Repeat every record below exactly, leaving out the pictures.

| Given information |
━━━━
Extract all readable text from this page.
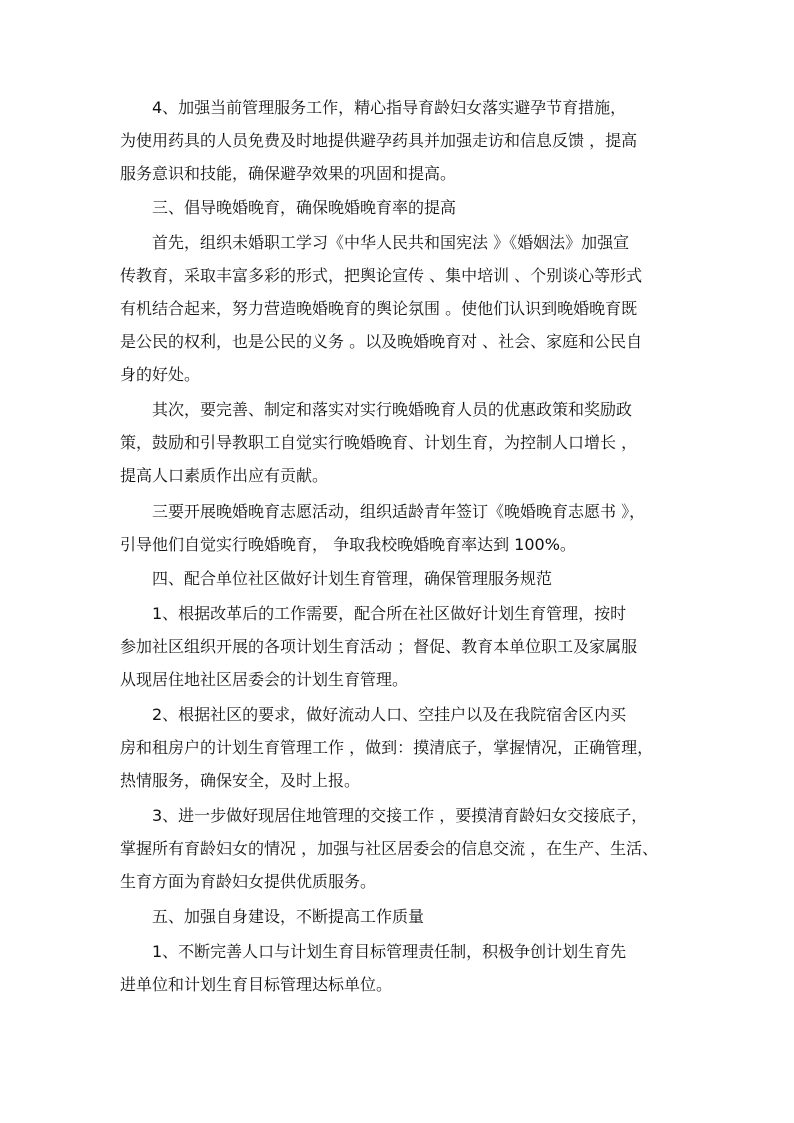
4、加强当前管理服务工作，精心指导育龄妇女落实避孕节育措施，
为使用药具的人员免费及时地提供避孕药具并加强走访和信息反馈 ，提高
服务意识和技能，确保避孕效果的巩固和提高。
三、倡导晚婚晚育，确保晚婚晚育率的提高
首先，组织未婚职工学习《中华人民共和国宪法 》《婚姻法》加强宣
传教育，采取丰富多彩的形式，把舆论宣传 、集中培训 、个别谈心等形式
有机结合起来，努力营造晚婚晚育的舆论氛围 。使他们认识到晚婚晚育既
是公民的权利，也是公民的义务 。以及晚婚晚育对 、社会、家庭和公民自
身的好处。
其次，要完善、制定和落实对实行晚婚晚育人员的优惠政策和奖励政
策，鼓励和引导教职工自觉实行晚婚晚育、计划生育，为控制人口增长 ，
提高人口素质作出应有贡献。
三要开展晚婚晚育志愿活动，组织适龄青年签订《晚婚晚育志愿书 》，
引导他们自觉实行晚婚晚育， 争取我校晚婚晚育率达到 100%。
四、配合单位社区做好计划生育管理，确保管理服务规范
1、根据改革后的工作需要，配合所在社区做好计划生育管理，按时
参加社区组织开展的各项计划生育活动 ；督促、教育本单位职工及家属服
从现居住地社区居委会的计划生育管理。
2、根据社区的要求，做好流动人口、空挂户以及在我院宿舍区内买
房和租房户的计划生育管理工作 ，做到：摸清底子，掌握情况，正确管理，
热情服务，确保安全，及时上报。
3、进一步做好现居住地管理的交接工作 ，要摸清育龄妇女交接底子，
掌握所有育龄妇女的情况 ，加强与社区居委会的信息交流 ，在生产、生活、
生育方面为育龄妇女提供优质服务。
五、加强自身建设，不断提高工作质量
1、不断完善人口与计划生育目标管理责任制，积极争创计划生育先
进单位和计划生育目标管理达标单位。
━━━━
| Right answer |
Extract all readable text from this page.
4、加强当前管理服务工作，精心指导育龄妇女落实避孕节育措施，
为使用药具的人员免费及时地提供避孕药具并加强走访和信息反馈 ，提高
服务意识和技能，确保避孕效果的巩固和提高。
三、倡导晚婚晚育，确保晚婚晚育率的提高
首先，组织未婚职工学习《中华人民共和国宪法 》《婚姻法》加强宣
传教育，采取丰富多彩的形式，把舆论宣传 、集中培训 、个别谈心等形式
有机结合起来，努力营造晚婚晚育的舆论氛围 。使他们认识到晚婚晚育既
是公民的权利，也是公民的义务 。以及晚婚晚育对 、社会、家庭和公民自
身的好处。
其次，要完善、制定和落实对实行晚婚晚育人员的优惠政策和奖励政
策，鼓励和引导教职工自觉实行晚婚晚育、计划生育，为控制人口增长 ，
提高人口素质作出应有贡献。
三要开展晚婚晚育志愿活动，组织适龄青年签订《晚婚晚育志愿书 》，
引导他们自觉实行晚婚晚育， 争取我校晚婚晚育率达到 100%。
四、配合单位社区做好计划生育管理，确保管理服务规范
1、根据改革后的工作需要，配合所在社区做好计划生育管理，按时
参加社区组织开展的各项计划生育活动 ；督促、教育本单位职工及家属服
从现居住地社区居委会的计划生育管理。
2、根据社区的要求，做好流动人口、空挂户以及在我院宿舍区内买
房和租房户的计划生育管理工作 ，做到：摸清底子，掌握情况，正确管理，
热情服务，确保安全，及时上报。
3、进一步做好现居住地管理的交接工作 ，要摸清育龄妇女交接底子，
掌握所有育龄妇女的情况 ，加强与社区居委会的信息交流 ，在生产、生活、
生育方面为育龄妇女提供优质服务。
五、加强自身建设，不断提高工作质量
1、不断完善人口与计划生育目标管理责任制，积极争创计划生育先
进单位和计划生育目标管理达标单位。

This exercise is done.